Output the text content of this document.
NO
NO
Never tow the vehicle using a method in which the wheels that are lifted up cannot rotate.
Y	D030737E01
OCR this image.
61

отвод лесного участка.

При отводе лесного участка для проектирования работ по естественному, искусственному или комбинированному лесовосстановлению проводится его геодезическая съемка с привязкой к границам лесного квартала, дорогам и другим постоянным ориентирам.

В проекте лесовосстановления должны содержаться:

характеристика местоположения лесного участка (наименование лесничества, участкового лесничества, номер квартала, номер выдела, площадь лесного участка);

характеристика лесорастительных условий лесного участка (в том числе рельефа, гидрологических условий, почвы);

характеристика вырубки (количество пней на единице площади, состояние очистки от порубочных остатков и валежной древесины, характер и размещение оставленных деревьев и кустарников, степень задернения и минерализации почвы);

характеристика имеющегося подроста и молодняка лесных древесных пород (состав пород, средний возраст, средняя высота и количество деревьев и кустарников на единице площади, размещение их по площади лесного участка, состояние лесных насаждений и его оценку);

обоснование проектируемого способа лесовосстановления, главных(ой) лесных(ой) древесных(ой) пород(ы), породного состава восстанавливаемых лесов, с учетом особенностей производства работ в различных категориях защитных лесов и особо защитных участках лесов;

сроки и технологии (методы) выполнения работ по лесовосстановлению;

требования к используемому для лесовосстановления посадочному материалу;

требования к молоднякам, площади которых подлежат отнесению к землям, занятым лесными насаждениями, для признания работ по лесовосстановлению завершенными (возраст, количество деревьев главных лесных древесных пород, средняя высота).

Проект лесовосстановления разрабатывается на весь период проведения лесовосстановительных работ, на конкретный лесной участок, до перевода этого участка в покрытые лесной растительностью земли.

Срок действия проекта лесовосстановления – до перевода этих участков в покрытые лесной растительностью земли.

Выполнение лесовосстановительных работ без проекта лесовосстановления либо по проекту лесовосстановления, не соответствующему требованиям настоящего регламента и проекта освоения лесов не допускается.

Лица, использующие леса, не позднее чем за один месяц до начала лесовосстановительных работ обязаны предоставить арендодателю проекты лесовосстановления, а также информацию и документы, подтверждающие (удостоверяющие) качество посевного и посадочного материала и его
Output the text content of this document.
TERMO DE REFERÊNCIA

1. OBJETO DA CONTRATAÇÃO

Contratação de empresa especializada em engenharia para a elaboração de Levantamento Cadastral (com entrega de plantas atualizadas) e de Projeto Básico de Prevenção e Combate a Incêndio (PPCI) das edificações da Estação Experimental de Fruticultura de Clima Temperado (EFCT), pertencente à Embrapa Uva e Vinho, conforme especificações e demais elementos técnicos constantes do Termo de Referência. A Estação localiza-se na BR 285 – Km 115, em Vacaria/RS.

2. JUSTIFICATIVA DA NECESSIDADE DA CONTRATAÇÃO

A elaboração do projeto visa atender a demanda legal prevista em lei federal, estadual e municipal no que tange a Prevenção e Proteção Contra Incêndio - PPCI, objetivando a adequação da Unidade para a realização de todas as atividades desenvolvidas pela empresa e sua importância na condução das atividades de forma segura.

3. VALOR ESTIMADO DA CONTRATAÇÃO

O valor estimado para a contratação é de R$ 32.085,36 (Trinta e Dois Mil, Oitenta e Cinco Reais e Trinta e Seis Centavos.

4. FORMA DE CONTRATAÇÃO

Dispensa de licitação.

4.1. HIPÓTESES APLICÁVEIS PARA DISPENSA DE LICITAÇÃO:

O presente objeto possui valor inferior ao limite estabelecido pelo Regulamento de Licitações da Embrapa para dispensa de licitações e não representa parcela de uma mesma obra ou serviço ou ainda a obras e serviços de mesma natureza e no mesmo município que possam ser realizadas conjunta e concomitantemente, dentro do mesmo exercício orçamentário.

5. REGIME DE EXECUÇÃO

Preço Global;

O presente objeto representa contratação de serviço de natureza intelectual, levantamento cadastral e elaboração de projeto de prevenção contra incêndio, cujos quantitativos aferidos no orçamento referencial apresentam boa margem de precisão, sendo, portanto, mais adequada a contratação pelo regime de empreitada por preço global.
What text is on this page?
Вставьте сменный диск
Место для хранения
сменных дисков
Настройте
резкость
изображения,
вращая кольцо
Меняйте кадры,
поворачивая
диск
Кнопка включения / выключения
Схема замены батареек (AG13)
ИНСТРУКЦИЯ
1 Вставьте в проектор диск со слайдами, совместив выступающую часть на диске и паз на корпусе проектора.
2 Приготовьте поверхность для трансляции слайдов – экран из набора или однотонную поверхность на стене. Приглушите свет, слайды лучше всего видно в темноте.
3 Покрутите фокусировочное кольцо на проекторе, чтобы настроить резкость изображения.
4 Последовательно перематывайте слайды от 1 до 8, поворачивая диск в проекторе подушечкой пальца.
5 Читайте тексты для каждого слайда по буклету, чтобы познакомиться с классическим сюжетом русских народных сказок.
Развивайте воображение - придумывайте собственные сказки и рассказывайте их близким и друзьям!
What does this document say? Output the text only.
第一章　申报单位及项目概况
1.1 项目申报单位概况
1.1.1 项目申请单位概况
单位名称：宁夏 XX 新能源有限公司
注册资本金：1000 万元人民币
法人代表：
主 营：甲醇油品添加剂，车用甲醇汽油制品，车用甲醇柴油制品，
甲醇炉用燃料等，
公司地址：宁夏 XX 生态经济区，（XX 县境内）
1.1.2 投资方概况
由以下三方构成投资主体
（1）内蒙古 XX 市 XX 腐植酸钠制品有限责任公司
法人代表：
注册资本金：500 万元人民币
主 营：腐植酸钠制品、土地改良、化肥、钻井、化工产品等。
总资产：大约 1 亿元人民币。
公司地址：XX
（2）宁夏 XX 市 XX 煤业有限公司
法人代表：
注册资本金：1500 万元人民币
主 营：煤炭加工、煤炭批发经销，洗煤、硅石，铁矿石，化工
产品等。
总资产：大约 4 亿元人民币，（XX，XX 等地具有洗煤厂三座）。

---+---

Retype all the material above precisely, with no line left out.

Output the text content of this document.
NO
NO
Never tow the vehicle using a method in which the wheels that are lifted up cannot rotate.
Y	D030737E01
OCR this image.
61

отвод лесного участка.

При отводе лесного участка для проектирования работ по естественному, искусственному или комбинированному лесовосстановлению проводится его геодезическая съемка с привязкой к границам лесного квартала, дорогам и другим постоянным ориентирам.

В проекте лесовосстановления должны содержаться:

характеристика местоположения лесного участка (наименование лесничества, участкового лесничества, номер квартала, номер выдела, площадь лесного участка);

характеристика лесорастительных условий лесного участка (в том числе рельефа, гидрологических условий, почвы);

характеристика вырубки (количество пней на единице площади, состояние очистки от порубочных остатков и валежной древесины, характер и размещение оставленных деревьев и кустарников, степень задернения и минерализации почвы);

характеристика имеющегося подроста и молодняка лесных древесных пород (состав пород, средний возраст, средняя высота и количество деревьев и кустарников на единице площади, размещение их по площади лесного участка, состояние лесных насаждений и его оценку);

обоснование проектируемого способа лесовосстановления, главных(ой) лесных(ой) древесных(ой) пород(ы), породного состава восстанавливаемых лесов, с учетом особенностей производства работ в различных категориях защитных лесов и особо защитных участках лесов;

сроки и технологии (методы) выполнения работ по лесовосстановлению;

требования к используемому для лесовосстановления посадочному материалу;

требования к молоднякам, площади которых подлежат отнесению к землям, занятым лесными насаждениями, для признания работ по лесовосстановлению завершенными (возраст, количество деревьев главных лесных древесных пород, средняя высота).

Проект лесовосстановления разрабатывается на весь период проведения лесовосстановительных работ, на конкретный лесной участок, до перевода этого участка в покрытые лесной растительностью земли.

Срок действия проекта лесовосстановления – до перевода этих участков в покрытые лесной растительностью земли.

Выполнение лесовосстановительных работ без проекта лесовосстановления либо по проекту лесовосстановления, не соответствующему требованиям настоящего регламента и проекта освоения лесов не допускается.

Лица, использующие леса, не позднее чем за один месяц до начала лесовосстановительных работ обязаны предоставить арендодателю проекты лесовосстановления, а также информацию и документы, подтверждающие (удостоверяющие) качество посевного и посадочного материала и его
Output the text content of this document.
TERMO DE REFERÊNCIA

1. OBJETO DA CONTRATAÇÃO

Contratação de empresa especializada em engenharia para a elaboração de Levantamento Cadastral (com entrega de plantas atualizadas) e de Projeto Básico de Prevenção e Combate a Incêndio (PPCI) das edificações da Estação Experimental de Fruticultura de Clima Temperado (EFCT), pertencente à Embrapa Uva e Vinho, conforme especificações e demais elementos técnicos constantes do Termo de Referência. A Estação localiza-se na BR 285 – Km 115, em Vacaria/RS.

2. JUSTIFICATIVA DA NECESSIDADE DA CONTRATAÇÃO

A elaboração do projeto visa atender a demanda legal prevista em lei federal, estadual e municipal no que tange a Prevenção e Proteção Contra Incêndio - PPCI, objetivando a adequação da Unidade para a realização de todas as atividades desenvolvidas pela empresa e sua importância na condução das atividades de forma segura.

3. VALOR ESTIMADO DA CONTRATAÇÃO

O valor estimado para a contratação é de R$ 32.085,36 (Trinta e Dois Mil, Oitenta e Cinco Reais e Trinta e Seis Centavos.

4. FORMA DE CONTRATAÇÃO

Dispensa de licitação.

4.1. HIPÓTESES APLICÁVEIS PARA DISPENSA DE LICITAÇÃO:

O presente objeto possui valor inferior ao limite estabelecido pelo Regulamento de Licitações da Embrapa para dispensa de licitações e não representa parcela de uma mesma obra ou serviço ou ainda a obras e serviços de mesma natureza e no mesmo município que possam ser realizadas conjunta e concomitantemente, dentro do mesmo exercício orçamentário.

5. REGIME DE EXECUÇÃO

Preço Global;

O presente objeto representa contratação de serviço de natureza intelectual, levantamento cadastral e elaboração de projeto de prevenção contra incêndio, cujos quantitativos aferidos no orçamento referencial apresentam boa margem de precisão, sendo, portanto, mais adequada a contratação pelo regime de empreitada por preço global.
What text is on this page?
Вставьте сменный диск
Место для хранения
сменных дисков
Настройте
резкость
изображения,
вращая кольцо
Меняйте кадры,
поворачивая
диск
Кнопка включения / выключения
Схема замены батареек (AG13)
ИНСТРУКЦИЯ
1 Вставьте в проектор диск со слайдами, совместив выступающую часть на диске и паз на корпусе проектора.
2 Приготовьте поверхность для трансляции слайдов – экран из набора или однотонную поверхность на стене. Приглушите свет, слайды лучше всего видно в темноте.
3 Покрутите фокусировочное кольцо на проекторе, чтобы настроить резкость изображения.
4 Последовательно перематывайте слайды от 1 до 8, поворачивая диск в проекторе подушечкой пальца.
5 Читайте тексты для каждого слайда по буклету, чтобы познакомиться с классическим сюжетом русских народных сказок.
Развивайте воображение - придумывайте собственные сказки и рассказывайте их близким и друзьям!
What does this document say? Output the text only.
第一章　申报单位及项目概况
1.1 项目申报单位概况
1.1.1 项目申请单位概况
单位名称：宁夏 XX 新能源有限公司
注册资本金：1000 万元人民币
法人代表：
主 营：甲醇油品添加剂，车用甲醇汽油制品，车用甲醇柴油制品，
甲醇炉用燃料等，
公司地址：宁夏 XX 生态经济区，（XX 县境内）
1.1.2 投资方概况
由以下三方构成投资主体
（1）内蒙古 XX 市 XX 腐植酸钠制品有限责任公司
法人代表：
注册资本金：500 万元人民币
主 营：腐植酸钠制品、土地改良、化肥、钻井、化工产品等。
总资产：大约 1 亿元人民币。
公司地址：XX
（2）宁夏 XX 市 XX 煤业有限公司
法人代表：
注册资本金：1500 万元人民币
主 营：煤炭加工、煤炭批发经销，洗煤、硅石，铁矿石，化工
产品等。
总资产：大约 4 亿元人民币，（XX，XX 等地具有洗煤厂三座）。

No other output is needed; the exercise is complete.